= Your task =
Format every line of the data below as a JSON list of strings, one string per line, with blank lines and pictures left out.

= Stored rows =

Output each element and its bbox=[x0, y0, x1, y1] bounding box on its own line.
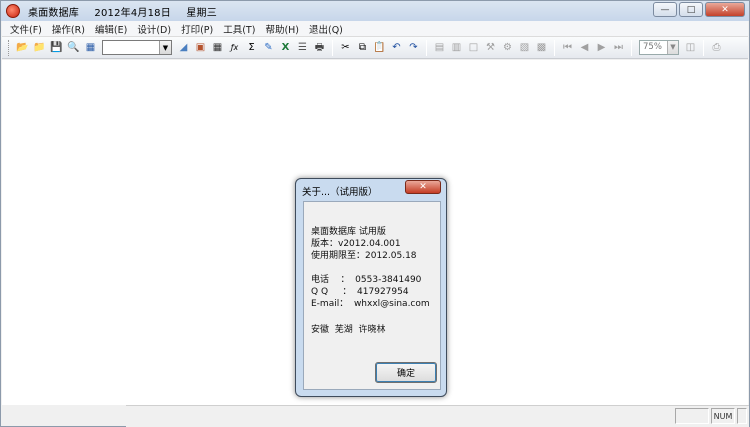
app-name: 桌面数据库 bbox=[28, 7, 79, 19]
close-icon: ✕ bbox=[721, 4, 729, 15]
toolbar-separator bbox=[332, 39, 333, 56]
app-logo-icon[interactable] bbox=[6, 4, 20, 18]
first-record-icon[interactable]: ⏮ bbox=[560, 40, 575, 55]
maximize-icon: □ bbox=[686, 4, 696, 15]
folder-icon[interactable]: 📁 bbox=[32, 40, 47, 55]
function-icon[interactable]: ƒx bbox=[227, 40, 242, 55]
save-icon[interactable]: 💾 bbox=[49, 40, 64, 55]
ok-button[interactable]: 确定 bbox=[375, 362, 437, 383]
menu-design[interactable]: 设计(D) bbox=[137, 22, 171, 36]
document-icon[interactable]: □ bbox=[466, 40, 481, 55]
settings-icon[interactable]: ⚙ bbox=[500, 40, 515, 55]
minimize-button[interactable]: — bbox=[653, 2, 677, 17]
undo-icon[interactable]: ↶ bbox=[389, 40, 404, 55]
redo-icon[interactable]: ↷ bbox=[406, 40, 421, 55]
dialog-body: 桌面数据库 试用版 版本：v2012.04.001 使用期限至：2012.05.… bbox=[303, 201, 441, 390]
form-icon[interactable]: ▧ bbox=[517, 40, 532, 55]
title-date: 2012年4月18日 bbox=[94, 7, 171, 19]
title-weekday: 星期三 bbox=[186, 7, 217, 19]
page-setup-icon[interactable]: ◫ bbox=[683, 40, 698, 55]
dialog-close-button[interactable]: ✕ bbox=[405, 180, 441, 194]
chevron-down-icon[interactable]: ▼ bbox=[667, 41, 678, 54]
status-pane-num: NUM bbox=[711, 408, 735, 424]
menu-help[interactable]: 帮助(H) bbox=[265, 22, 299, 36]
status-bar: NUM bbox=[126, 405, 749, 427]
status-pane-caps bbox=[675, 408, 709, 424]
table-icon[interactable]: ▦ bbox=[83, 40, 98, 55]
status-pane-scroll bbox=[737, 408, 747, 424]
toolbar-grip[interactable] bbox=[8, 39, 11, 56]
toolbar-separator bbox=[554, 39, 555, 56]
menu-bar: 文件(F) 操作(R) 编辑(E) 设计(D) 打印(P) 工具(T) 帮助(H… bbox=[2, 21, 748, 37]
stack-icon[interactable]: ▣ bbox=[193, 40, 208, 55]
chevron-down-icon[interactable]: ▼ bbox=[159, 41, 171, 54]
menu-edit[interactable]: 编辑(E) bbox=[95, 22, 127, 36]
toolbar-separator bbox=[703, 39, 704, 56]
minimize-icon: — bbox=[660, 4, 670, 15]
dialog-title: 关于...（试用版） bbox=[302, 187, 378, 198]
tools-icon[interactable]: ⚒ bbox=[483, 40, 498, 55]
cut-icon[interactable]: ✂ bbox=[338, 40, 353, 55]
close-icon: ✕ bbox=[419, 182, 427, 192]
about-dialog: 关于...（试用版） ✕ 桌面数据库 试用版 版本：v2012.04.001 使… bbox=[295, 178, 447, 397]
insert-row-icon[interactable]: ▤ bbox=[432, 40, 447, 55]
main-window: 桌面数据库 2012年4月18日 星期三 — □ ✕ 文件(F) 操作(R) 编… bbox=[0, 0, 750, 427]
window-controls: — □ ✕ bbox=[653, 2, 745, 17]
toolbar-separator bbox=[631, 39, 632, 56]
print-preview-icon[interactable]: ⎙ bbox=[709, 40, 724, 55]
sum-icon[interactable]: Σ bbox=[244, 40, 259, 55]
email-text: E-mail： whxxl@sina.com bbox=[311, 299, 430, 309]
menu-operation[interactable]: 操作(R) bbox=[52, 22, 85, 36]
last-record-icon[interactable]: ⏭ bbox=[611, 40, 626, 55]
location-text: 安徽 芜湖 许晓林 bbox=[311, 325, 386, 335]
next-record-icon[interactable]: ▶ bbox=[594, 40, 609, 55]
excel-icon[interactable]: X bbox=[278, 40, 293, 55]
chart-icon[interactable]: ▩ bbox=[534, 40, 549, 55]
delete-row-icon[interactable]: ▥ bbox=[449, 40, 464, 55]
zoom-value: 75% bbox=[643, 42, 662, 52]
status-pane-main bbox=[126, 408, 672, 424]
prev-record-icon[interactable]: ◀ bbox=[577, 40, 592, 55]
menu-print[interactable]: 打印(P) bbox=[181, 22, 213, 36]
open-icon[interactable]: 📂 bbox=[15, 40, 30, 55]
maximize-button[interactable]: □ bbox=[679, 2, 703, 17]
toolbar-separator bbox=[426, 39, 427, 56]
print-icon[interactable]: 🖶 bbox=[312, 40, 327, 55]
close-button[interactable]: ✕ bbox=[705, 2, 745, 17]
window-title: 桌面数据库 2012年4月18日 星期三 bbox=[28, 4, 229, 19]
font-select[interactable]: ▼ bbox=[102, 40, 172, 55]
copy-icon[interactable]: ⧉ bbox=[355, 40, 370, 55]
menu-file[interactable]: 文件(F) bbox=[10, 22, 42, 36]
zoom-select[interactable]: 75% ▼ bbox=[639, 40, 679, 55]
edit-icon[interactable]: ✎ bbox=[261, 40, 276, 55]
menu-exit[interactable]: 退出(Q) bbox=[309, 22, 343, 36]
expiry-text: 使用期限至：2012.05.18 bbox=[311, 251, 417, 261]
menu-tools[interactable]: 工具(T) bbox=[223, 22, 255, 36]
title-bar[interactable]: 桌面数据库 2012年4月18日 星期三 — □ ✕ bbox=[1, 1, 749, 21]
grid-icon[interactable]: ▦ bbox=[210, 40, 225, 55]
toolbar: 📂 📁 💾 🔍 ▦ ▼ ◢ ▣ ▦ ƒx Σ ✎ X ☰ 🖶 ✂ ⧉ 📋 ↶ ↷… bbox=[2, 37, 748, 59]
align-icon[interactable]: ◢ bbox=[176, 40, 191, 55]
paste-icon[interactable]: 📋 bbox=[372, 40, 387, 55]
list-icon[interactable]: ☰ bbox=[295, 40, 310, 55]
search-icon[interactable]: 🔍 bbox=[66, 40, 81, 55]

= Exercise solution =
[
  "Output each element and its bbox=[x0, y0, x1, y1] bounding box on its own line.",
  "app-name: 桌面数据库 bbox=[28, 7, 79, 19]",
  "close-icon: ✕ bbox=[721, 4, 729, 15]",
  "toolbar-separator bbox=[332, 39, 333, 56]",
  "app-logo-icon[interactable] bbox=[6, 4, 20, 18]",
  "first-record-icon[interactable]: ⏮ bbox=[560, 40, 575, 55]",
  "maximize-icon: □ bbox=[686, 4, 696, 15]",
  "folder-icon[interactable]: 📁 bbox=[32, 40, 47, 55]",
  "function-icon[interactable]: ƒx bbox=[227, 40, 242, 55]",
  "save-icon[interactable]: 💾 bbox=[49, 40, 64, 55]",
  "ok-button[interactable]: 确定 bbox=[375, 362, 437, 383]",
  "menu-design[interactable]: 设计(D) bbox=[137, 22, 171, 36]",
  "document-icon[interactable]: □ bbox=[466, 40, 481, 55]",
  "settings-icon[interactable]: ⚙ bbox=[500, 40, 515, 55]",
  "minimize-button[interactable]: — bbox=[653, 2, 677, 17]",
  "undo-icon[interactable]: ↶ bbox=[389, 40, 404, 55]",
  "redo-icon[interactable]: ↷ bbox=[406, 40, 421, 55]",
  "dialog-body: 桌面数据库 试用版 版本：v2012.04.001 使用期限至：2012.05.… bbox=[303, 201, 441, 390]",
  "form-icon[interactable]: ▧ bbox=[517, 40, 532, 55]",
  "title-date: 2012年4月18日 bbox=[94, 7, 171, 19]",
  "title-weekday: 星期三 bbox=[186, 7, 217, 19]",
  "page-setup-icon[interactable]: ◫ bbox=[683, 40, 698, 55]",
  "dialog-close-button[interactable]: ✕ bbox=[405, 180, 441, 194]",
  "chevron-down-icon[interactable]: ▼ bbox=[667, 41, 678, 54]",
  "status-pane-num: NUM bbox=[711, 408, 735, 424]",
  "menu-help[interactable]: 帮助(H) bbox=[265, 22, 299, 36]",
  "status-bar: NUM bbox=[126, 405, 749, 427]",
  "status-pane-caps bbox=[675, 408, 709, 424]",
  "table-icon[interactable]: ▦ bbox=[83, 40, 98, 55]",
  "status-pane-scroll bbox=[737, 408, 747, 424]",
  "toolbar-grip[interactable] bbox=[8, 39, 11, 56]",
  "toolbar-separator bbox=[554, 39, 555, 56]",
  "menu-bar: 文件(F) 操作(R) 编辑(E) 设计(D) 打印(P) 工具(T) 帮助(H… bbox=[2, 21, 748, 37]",
  "stack-icon[interactable]: ▣ bbox=[193, 40, 208, 55]",
  "chevron-down-icon[interactable]: ▼ bbox=[159, 41, 171, 54]",
  "menu-edit[interactable]: 编辑(E) bbox=[95, 22, 127, 36]",
  "toolbar-separator bbox=[703, 39, 704, 56]",
  "minimize-icon: — bbox=[660, 4, 670, 15]",
  "dialog-title: 关于...（试用版） bbox=[302, 187, 378, 198]",
  "tools-icon[interactable]: ⚒ bbox=[483, 40, 498, 55]",
  "cut-icon[interactable]: ✂ bbox=[338, 40, 353, 55]",
  "close-icon: ✕ bbox=[419, 182, 427, 192]",
  "about-dialog: 关于...（试用版） ✕ 桌面数据库 试用版 版本：v2012.04.001 使… bbox=[295, 178, 447, 397]",
  "insert-row-icon[interactable]: ▤ bbox=[432, 40, 447, 55]",
  "main-window: 桌面数据库 2012年4月18日 星期三 — □ ✕ 文件(F) 操作(R) 编… bbox=[0, 0, 750, 427]",
  "window-controls: — □ ✕ bbox=[653, 2, 745, 17]",
  "toolbar-separator bbox=[631, 39, 632, 56]",
  "print-preview-icon[interactable]: ⎙ bbox=[709, 40, 724, 55]",
  "sum-icon[interactable]: Σ bbox=[244, 40, 259, 55]",
  "email-text: E-mail： whxxl@sina.com bbox=[311, 299, 430, 309]",
  "menu-operation[interactable]: 操作(R) bbox=[52, 22, 85, 36]",
  "last-record-icon[interactable]: ⏭ bbox=[611, 40, 626, 55]",
  "location-text: 安徽 芜湖 许晓林 bbox=[311, 325, 386, 335]",
  "next-record-icon[interactable]: ▶ bbox=[594, 40, 609, 55]",
  "excel-icon[interactable]: X bbox=[278, 40, 293, 55]",
  "chart-icon[interactable]: ▩ bbox=[534, 40, 549, 55]",
  "delete-row-icon[interactable]: ▥ bbox=[449, 40, 464, 55]",
  "zoom-value: 75% bbox=[643, 42, 662, 52]",
  "status-pane-main bbox=[126, 408, 672, 424]",
  "prev-record-icon[interactable]: ◀ bbox=[577, 40, 592, 55]",
  "menu-print[interactable]: 打印(P) bbox=[181, 22, 213, 36]",
  "open-icon[interactable]: 📂 bbox=[15, 40, 30, 55]",
  "maximize-button[interactable]: □ bbox=[679, 2, 703, 17]",
  "toolbar-separator bbox=[426, 39, 427, 56]",
  "print-icon[interactable]: 🖶 bbox=[312, 40, 327, 55]",
  "close-button[interactable]: ✕ bbox=[705, 2, 745, 17]",
  "window-title: 桌面数据库 2012年4月18日 星期三 bbox=[28, 4, 229, 19]",
  "font-select[interactable]: ▼ bbox=[102, 40, 172, 55]",
  "copy-icon[interactable]: ⧉ bbox=[355, 40, 370, 55]",
  "menu-file[interactable]: 文件(F) bbox=[10, 22, 42, 36]",
  "zoom-select[interactable]: 75% ▼ bbox=[639, 40, 679, 55]",
  "edit-icon[interactable]: ✎ bbox=[261, 40, 276, 55]",
  "menu-exit[interactable]: 退出(Q) bbox=[309, 22, 343, 36]",
  "expiry-text: 使用期限至：2012.05.18 bbox=[311, 251, 417, 261]",
  "menu-tools[interactable]: 工具(T) bbox=[223, 22, 255, 36]",
  "title-bar[interactable]: 桌面数据库 2012年4月18日 星期三 — □ ✕ bbox=[1, 1, 749, 21]",
  "grid-icon[interactable]: ▦ bbox=[210, 40, 225, 55]",
  "toolbar: 📂 📁 💾 🔍 ▦ ▼ ◢ ▣ ▦ ƒx Σ ✎ X ☰ 🖶 ✂ ⧉ 📋 ↶ ↷… bbox=[2, 37, 748, 59]",
  "align-icon[interactable]: ◢ bbox=[176, 40, 191, 55]",
  "paste-icon[interactable]: 📋 bbox=[372, 40, 387, 55]",
  "list-icon[interactable]: ☰ bbox=[295, 40, 310, 55]",
  "search-icon[interactable]: 🔍 bbox=[66, 40, 81, 55]"
]